→ THE PROBLEM: Leaving out the pictures, transcribe all of the records faithfully.
------------------------------------------------
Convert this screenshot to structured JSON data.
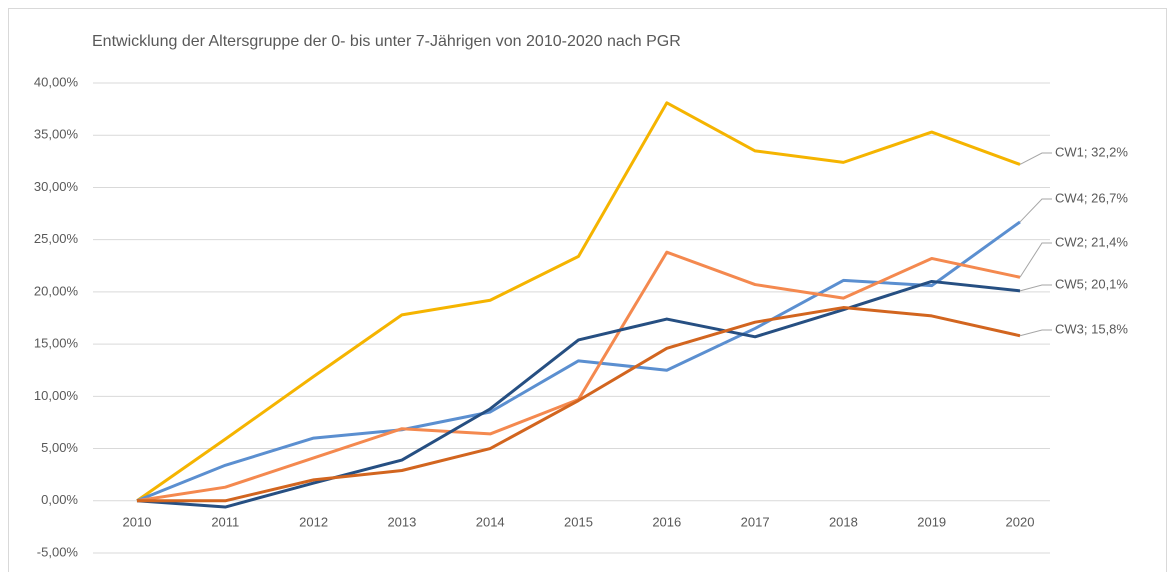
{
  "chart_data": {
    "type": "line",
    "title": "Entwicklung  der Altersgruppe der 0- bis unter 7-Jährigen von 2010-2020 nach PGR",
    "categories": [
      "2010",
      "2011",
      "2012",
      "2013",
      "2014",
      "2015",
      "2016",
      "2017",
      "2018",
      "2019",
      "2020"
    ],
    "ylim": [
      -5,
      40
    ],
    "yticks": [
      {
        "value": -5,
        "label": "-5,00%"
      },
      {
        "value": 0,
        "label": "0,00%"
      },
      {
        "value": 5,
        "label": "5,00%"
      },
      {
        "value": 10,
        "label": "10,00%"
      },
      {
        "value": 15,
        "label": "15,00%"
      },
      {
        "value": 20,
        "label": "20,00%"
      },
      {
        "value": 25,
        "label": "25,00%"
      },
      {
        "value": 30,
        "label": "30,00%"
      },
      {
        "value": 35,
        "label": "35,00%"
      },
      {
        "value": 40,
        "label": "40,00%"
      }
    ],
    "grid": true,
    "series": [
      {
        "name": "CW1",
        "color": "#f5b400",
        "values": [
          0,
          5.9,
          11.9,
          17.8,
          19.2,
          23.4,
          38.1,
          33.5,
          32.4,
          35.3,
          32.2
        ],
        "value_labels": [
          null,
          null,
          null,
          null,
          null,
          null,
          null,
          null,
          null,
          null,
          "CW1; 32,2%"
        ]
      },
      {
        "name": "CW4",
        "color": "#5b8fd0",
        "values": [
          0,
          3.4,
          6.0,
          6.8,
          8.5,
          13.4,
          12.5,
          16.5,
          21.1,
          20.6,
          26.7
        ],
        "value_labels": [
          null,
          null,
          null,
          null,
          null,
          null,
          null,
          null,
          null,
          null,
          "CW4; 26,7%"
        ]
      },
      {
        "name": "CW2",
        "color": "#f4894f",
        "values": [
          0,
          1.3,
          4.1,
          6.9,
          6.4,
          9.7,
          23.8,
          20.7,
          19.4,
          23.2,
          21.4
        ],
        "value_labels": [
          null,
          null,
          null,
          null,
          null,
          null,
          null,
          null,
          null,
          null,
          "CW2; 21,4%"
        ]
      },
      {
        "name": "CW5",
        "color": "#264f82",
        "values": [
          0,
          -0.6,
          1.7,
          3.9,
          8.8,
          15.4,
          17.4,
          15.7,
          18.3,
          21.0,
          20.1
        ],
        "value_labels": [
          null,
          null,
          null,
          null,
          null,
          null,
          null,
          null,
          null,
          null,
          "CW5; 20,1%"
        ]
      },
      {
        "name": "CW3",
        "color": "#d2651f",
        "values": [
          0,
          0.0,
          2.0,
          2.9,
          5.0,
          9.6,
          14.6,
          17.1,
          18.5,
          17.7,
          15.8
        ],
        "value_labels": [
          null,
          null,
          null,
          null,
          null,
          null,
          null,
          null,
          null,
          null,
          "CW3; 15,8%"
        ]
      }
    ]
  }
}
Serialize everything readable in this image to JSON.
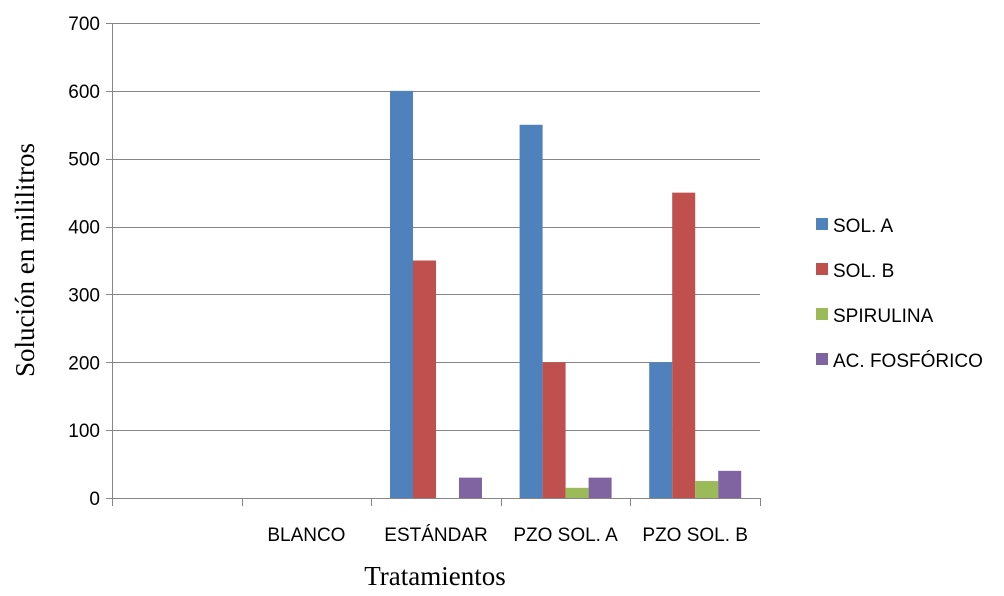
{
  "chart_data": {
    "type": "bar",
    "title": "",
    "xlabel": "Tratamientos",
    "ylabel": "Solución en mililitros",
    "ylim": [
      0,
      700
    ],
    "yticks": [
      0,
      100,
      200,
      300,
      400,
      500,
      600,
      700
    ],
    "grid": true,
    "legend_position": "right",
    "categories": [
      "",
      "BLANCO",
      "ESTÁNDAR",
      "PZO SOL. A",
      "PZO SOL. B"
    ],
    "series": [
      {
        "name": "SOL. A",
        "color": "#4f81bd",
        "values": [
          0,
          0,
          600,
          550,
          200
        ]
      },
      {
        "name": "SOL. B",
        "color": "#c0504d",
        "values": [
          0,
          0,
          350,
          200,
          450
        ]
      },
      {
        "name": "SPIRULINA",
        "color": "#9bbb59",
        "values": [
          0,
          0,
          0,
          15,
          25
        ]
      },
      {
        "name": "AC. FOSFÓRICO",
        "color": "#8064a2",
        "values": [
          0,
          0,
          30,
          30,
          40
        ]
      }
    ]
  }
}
------------------------------------------------
→ FULL OUTPUT:
Convert this screenshot to structured JSON data.
{
  "chart_data": {
    "type": "line",
    "title": "Entwicklung  der Altersgruppe der 0- bis unter 7-Jährigen von 2010-2020 nach PGR",
    "categories": [
      "2010",
      "2011",
      "2012",
      "2013",
      "2014",
      "2015",
      "2016",
      "2017",
      "2018",
      "2019",
      "2020"
    ],
    "ylim": [
      -5,
      40
    ],
    "yticks": [
      {
        "value": -5,
        "label": "-5,00%"
      },
      {
        "value": 0,
        "label": "0,00%"
      },
      {
        "value": 5,
        "label": "5,00%"
      },
      {
        "value": 10,
        "label": "10,00%"
      },
      {
        "value": 15,
        "label": "15,00%"
      },
      {
        "value": 20,
        "label": "20,00%"
      },
      {
        "value": 25,
        "label": "25,00%"
      },
      {
        "value": 30,
        "label": "30,00%"
      },
      {
        "value": 35,
        "label": "35,00%"
      },
      {
        "value": 40,
        "label": "40,00%"
      }
    ],
    "grid": true,
    "series": [
      {
        "name": "CW1",
        "color": "#f5b400",
        "values": [
          0,
          5.9,
          11.9,
          17.8,
          19.2,
          23.4,
          38.1,
          33.5,
          32.4,
          35.3,
          32.2
        ],
        "value_labels": [
          null,
          null,
          null,
          null,
          null,
          null,
          null,
          null,
          null,
          null,
          "CW1; 32,2%"
        ]
      },
      {
        "name": "CW4",
        "color": "#5b8fd0",
        "values": [
          0,
          3.4,
          6.0,
          6.8,
          8.5,
          13.4,
          12.5,
          16.5,
          21.1,
          20.6,
          26.7
        ],
        "value_labels": [
          null,
          null,
          null,
          null,
          null,
          null,
          null,
          null,
          null,
          null,
          "CW4; 26,7%"
        ]
      },
      {
        "name": "CW2",
        "color": "#f4894f",
        "values": [
          0,
          1.3,
          4.1,
          6.9,
          6.4,
          9.7,
          23.8,
          20.7,
          19.4,
          23.2,
          21.4
        ],
        "value_labels": [
          null,
          null,
          null,
          null,
          null,
          null,
          null,
          null,
          null,
          null,
          "CW2; 21,4%"
        ]
      },
      {
        "name": "CW5",
        "color": "#264f82",
        "values": [
          0,
          -0.6,
          1.7,
          3.9,
          8.8,
          15.4,
          17.4,
          15.7,
          18.3,
          21.0,
          20.1
        ],
        "value_labels": [
          null,
          null,
          null,
          null,
          null,
          null,
          null,
          null,
          null,
          null,
          "CW5; 20,1%"
        ]
      },
      {
        "name": "CW3",
        "color": "#d2651f",
        "values": [
          0,
          0.0,
          2.0,
          2.9,
          5.0,
          9.6,
          14.6,
          17.1,
          18.5,
          17.7,
          15.8
        ],
        "value_labels": [
          null,
          null,
          null,
          null,
          null,
          null,
          null,
          null,
          null,
          null,
          "CW3; 15,8%"
        ]
      }
    ]
  }
}
Serialize everything readable in this image to JSON.
{
  "chart_data": {
    "type": "bar",
    "title": "",
    "xlabel": "Tratamientos",
    "ylabel": "Solución en mililitros",
    "ylim": [
      0,
      700
    ],
    "yticks": [
      0,
      100,
      200,
      300,
      400,
      500,
      600,
      700
    ],
    "grid": true,
    "legend_position": "right",
    "categories": [
      "",
      "BLANCO",
      "ESTÁNDAR",
      "PZO SOL. A",
      "PZO SOL. B"
    ],
    "series": [
      {
        "name": "SOL. A",
        "color": "#4f81bd",
        "values": [
          0,
          0,
          600,
          550,
          200
        ]
      },
      {
        "name": "SOL. B",
        "color": "#c0504d",
        "values": [
          0,
          0,
          350,
          200,
          450
        ]
      },
      {
        "name": "SPIRULINA",
        "color": "#9bbb59",
        "values": [
          0,
          0,
          0,
          15,
          25
        ]
      },
      {
        "name": "AC. FOSFÓRICO",
        "color": "#8064a2",
        "values": [
          0,
          0,
          30,
          30,
          40
        ]
      }
    ]
  }
}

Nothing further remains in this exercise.